## Records for processing

— Begin —

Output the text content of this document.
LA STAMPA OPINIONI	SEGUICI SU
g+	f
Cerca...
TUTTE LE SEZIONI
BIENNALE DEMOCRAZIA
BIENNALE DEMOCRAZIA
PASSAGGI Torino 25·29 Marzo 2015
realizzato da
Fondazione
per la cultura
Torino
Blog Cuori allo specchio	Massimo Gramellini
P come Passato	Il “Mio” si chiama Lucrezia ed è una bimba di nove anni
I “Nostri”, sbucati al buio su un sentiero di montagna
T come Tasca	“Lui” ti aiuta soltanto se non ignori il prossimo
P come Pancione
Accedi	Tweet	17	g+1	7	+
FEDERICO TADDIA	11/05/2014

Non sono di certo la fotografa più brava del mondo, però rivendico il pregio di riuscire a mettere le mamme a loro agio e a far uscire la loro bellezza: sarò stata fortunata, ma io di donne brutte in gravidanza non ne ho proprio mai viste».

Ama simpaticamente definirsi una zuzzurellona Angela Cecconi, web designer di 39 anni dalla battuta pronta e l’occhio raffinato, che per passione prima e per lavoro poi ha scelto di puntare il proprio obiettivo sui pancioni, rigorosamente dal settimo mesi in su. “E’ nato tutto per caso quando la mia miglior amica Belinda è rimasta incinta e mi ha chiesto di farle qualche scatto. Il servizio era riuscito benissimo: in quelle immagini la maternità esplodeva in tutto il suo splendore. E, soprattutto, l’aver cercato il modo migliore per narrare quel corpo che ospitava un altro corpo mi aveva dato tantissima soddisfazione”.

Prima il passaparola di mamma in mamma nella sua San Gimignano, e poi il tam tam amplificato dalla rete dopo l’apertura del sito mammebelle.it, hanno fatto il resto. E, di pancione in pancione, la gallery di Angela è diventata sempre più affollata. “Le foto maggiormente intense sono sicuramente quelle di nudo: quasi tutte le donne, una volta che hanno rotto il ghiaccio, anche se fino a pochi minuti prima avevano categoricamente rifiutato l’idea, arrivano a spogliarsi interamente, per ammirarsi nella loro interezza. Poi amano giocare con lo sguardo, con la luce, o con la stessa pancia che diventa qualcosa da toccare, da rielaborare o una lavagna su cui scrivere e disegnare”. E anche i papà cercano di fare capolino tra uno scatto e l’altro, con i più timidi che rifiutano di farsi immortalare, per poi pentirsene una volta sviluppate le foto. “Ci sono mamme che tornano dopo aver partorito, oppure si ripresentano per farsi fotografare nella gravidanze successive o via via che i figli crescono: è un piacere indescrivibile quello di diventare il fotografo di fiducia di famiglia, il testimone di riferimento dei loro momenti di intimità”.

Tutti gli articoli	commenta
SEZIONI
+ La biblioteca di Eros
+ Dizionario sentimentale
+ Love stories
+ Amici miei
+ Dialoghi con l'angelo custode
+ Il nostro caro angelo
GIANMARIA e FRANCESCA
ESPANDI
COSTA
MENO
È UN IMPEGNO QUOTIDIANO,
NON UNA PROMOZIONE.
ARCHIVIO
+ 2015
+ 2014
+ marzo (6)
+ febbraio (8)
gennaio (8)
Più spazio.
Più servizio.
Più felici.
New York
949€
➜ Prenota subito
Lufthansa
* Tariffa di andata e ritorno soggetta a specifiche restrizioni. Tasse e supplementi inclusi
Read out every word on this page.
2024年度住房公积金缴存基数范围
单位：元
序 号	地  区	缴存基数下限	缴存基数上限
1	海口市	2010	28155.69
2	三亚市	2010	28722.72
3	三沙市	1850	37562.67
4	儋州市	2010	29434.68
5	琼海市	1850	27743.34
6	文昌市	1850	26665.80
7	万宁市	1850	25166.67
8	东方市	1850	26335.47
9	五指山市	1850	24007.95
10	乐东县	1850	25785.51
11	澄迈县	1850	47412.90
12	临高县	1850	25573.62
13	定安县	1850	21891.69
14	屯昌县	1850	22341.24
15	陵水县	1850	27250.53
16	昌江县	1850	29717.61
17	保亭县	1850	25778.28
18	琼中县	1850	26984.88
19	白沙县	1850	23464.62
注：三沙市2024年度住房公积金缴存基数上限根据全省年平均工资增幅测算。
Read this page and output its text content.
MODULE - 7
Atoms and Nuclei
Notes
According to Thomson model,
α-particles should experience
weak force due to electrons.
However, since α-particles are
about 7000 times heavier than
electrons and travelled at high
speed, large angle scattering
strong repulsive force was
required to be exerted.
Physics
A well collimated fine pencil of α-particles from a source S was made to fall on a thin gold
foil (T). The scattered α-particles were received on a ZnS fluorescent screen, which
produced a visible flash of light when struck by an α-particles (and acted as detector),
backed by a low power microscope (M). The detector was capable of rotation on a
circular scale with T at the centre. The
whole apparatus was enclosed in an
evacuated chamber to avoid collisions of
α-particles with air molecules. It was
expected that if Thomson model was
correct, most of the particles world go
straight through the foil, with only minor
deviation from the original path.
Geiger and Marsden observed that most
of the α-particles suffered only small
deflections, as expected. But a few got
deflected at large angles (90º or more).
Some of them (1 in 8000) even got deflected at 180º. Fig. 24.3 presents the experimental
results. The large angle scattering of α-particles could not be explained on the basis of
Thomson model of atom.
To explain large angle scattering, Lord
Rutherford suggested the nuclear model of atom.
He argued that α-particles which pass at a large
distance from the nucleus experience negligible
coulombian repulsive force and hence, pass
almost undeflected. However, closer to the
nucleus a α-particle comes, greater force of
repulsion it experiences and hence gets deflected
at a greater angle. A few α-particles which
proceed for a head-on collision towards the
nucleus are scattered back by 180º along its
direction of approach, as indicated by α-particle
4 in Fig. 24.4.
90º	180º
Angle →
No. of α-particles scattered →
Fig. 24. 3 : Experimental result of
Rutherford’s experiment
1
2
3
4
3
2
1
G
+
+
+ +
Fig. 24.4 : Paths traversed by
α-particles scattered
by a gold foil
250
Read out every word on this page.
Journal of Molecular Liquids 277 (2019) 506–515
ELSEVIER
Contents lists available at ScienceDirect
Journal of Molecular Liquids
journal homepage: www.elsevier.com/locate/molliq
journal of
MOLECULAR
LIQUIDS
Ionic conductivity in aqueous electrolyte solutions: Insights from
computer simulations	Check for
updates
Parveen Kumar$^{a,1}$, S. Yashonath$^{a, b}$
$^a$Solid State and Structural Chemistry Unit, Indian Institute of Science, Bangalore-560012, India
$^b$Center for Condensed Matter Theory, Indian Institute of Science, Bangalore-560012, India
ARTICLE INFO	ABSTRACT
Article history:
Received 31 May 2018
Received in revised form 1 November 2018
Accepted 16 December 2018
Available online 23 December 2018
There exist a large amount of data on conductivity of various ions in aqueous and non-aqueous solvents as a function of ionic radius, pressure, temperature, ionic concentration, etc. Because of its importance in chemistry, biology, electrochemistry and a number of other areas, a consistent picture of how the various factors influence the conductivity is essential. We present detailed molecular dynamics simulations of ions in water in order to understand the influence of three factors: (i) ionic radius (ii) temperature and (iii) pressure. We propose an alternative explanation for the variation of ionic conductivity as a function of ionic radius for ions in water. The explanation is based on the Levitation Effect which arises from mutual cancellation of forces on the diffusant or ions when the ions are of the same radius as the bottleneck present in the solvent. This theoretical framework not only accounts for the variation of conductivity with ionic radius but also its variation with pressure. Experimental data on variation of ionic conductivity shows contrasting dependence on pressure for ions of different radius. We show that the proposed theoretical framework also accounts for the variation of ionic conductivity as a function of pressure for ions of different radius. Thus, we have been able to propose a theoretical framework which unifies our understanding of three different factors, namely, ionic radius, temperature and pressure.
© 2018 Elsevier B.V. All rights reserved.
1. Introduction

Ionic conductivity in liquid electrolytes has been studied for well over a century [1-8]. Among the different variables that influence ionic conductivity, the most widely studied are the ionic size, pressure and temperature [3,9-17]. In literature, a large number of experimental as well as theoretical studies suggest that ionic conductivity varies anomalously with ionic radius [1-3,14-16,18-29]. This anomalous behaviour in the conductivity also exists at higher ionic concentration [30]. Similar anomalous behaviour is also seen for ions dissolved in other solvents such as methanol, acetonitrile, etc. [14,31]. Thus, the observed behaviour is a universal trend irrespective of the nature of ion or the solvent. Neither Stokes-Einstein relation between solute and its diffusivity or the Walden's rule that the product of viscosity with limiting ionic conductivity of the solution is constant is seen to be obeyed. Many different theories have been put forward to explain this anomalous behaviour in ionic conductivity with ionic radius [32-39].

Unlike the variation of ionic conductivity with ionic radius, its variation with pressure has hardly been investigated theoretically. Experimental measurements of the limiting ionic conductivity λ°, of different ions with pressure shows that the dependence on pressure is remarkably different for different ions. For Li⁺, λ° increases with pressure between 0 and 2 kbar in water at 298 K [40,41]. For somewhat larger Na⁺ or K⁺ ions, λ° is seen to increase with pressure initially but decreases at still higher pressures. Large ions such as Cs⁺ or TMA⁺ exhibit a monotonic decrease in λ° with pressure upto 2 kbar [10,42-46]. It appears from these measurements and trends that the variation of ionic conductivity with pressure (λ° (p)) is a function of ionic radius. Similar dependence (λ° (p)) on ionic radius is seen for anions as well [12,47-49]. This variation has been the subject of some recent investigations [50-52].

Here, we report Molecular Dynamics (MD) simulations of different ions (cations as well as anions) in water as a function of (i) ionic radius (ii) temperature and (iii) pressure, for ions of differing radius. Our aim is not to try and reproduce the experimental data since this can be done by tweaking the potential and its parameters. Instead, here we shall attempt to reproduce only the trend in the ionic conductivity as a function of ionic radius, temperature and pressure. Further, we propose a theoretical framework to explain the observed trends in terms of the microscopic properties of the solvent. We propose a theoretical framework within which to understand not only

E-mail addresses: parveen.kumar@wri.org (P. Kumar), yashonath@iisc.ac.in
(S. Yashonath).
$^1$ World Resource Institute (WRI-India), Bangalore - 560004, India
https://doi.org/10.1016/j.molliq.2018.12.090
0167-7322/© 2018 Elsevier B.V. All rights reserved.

— End —

## What is being asked
Lines that include the word "repulsive" are to be extracted from the data above.

## Written solution
strong repulsive force was
coulombian repulsive force and hence, pass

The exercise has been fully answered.